**GIVEN PROBLEM:** Select, from the data, each line where "ylabel" occurs.

Chart and figure data:
....
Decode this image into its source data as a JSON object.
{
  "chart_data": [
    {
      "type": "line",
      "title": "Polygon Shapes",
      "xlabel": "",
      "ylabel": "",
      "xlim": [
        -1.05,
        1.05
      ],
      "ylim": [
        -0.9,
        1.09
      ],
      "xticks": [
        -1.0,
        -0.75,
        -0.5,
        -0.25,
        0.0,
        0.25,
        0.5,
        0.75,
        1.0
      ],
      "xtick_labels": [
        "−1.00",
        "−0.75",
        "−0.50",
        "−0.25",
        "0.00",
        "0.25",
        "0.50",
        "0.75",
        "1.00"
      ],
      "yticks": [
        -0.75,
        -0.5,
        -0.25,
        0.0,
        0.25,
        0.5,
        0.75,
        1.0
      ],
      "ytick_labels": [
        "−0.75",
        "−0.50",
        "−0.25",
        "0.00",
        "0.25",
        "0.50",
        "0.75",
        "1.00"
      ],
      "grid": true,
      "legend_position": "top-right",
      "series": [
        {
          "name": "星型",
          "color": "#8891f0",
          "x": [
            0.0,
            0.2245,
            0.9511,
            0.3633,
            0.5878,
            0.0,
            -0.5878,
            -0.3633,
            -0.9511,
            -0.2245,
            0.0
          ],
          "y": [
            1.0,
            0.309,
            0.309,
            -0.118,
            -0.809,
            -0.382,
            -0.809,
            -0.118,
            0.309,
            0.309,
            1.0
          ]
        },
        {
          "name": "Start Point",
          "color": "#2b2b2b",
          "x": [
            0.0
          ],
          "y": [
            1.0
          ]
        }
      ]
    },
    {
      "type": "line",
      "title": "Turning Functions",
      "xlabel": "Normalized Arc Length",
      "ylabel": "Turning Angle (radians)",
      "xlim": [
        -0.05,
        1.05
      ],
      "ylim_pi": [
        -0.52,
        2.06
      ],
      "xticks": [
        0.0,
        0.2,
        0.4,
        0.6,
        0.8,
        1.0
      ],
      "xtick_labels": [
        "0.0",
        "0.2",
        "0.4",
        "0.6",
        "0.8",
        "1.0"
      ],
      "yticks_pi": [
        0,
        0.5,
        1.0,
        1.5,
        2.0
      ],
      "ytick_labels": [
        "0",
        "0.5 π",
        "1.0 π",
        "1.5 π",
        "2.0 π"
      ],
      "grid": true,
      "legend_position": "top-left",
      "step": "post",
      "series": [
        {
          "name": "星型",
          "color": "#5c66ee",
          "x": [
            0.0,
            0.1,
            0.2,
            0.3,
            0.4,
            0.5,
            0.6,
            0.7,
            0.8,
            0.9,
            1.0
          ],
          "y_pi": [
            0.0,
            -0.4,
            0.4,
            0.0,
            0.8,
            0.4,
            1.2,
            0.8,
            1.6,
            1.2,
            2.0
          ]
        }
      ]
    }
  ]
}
....
**SOLUTION:**
      "ylabel": "",
      "ylabel": "Turning Angle (radians)",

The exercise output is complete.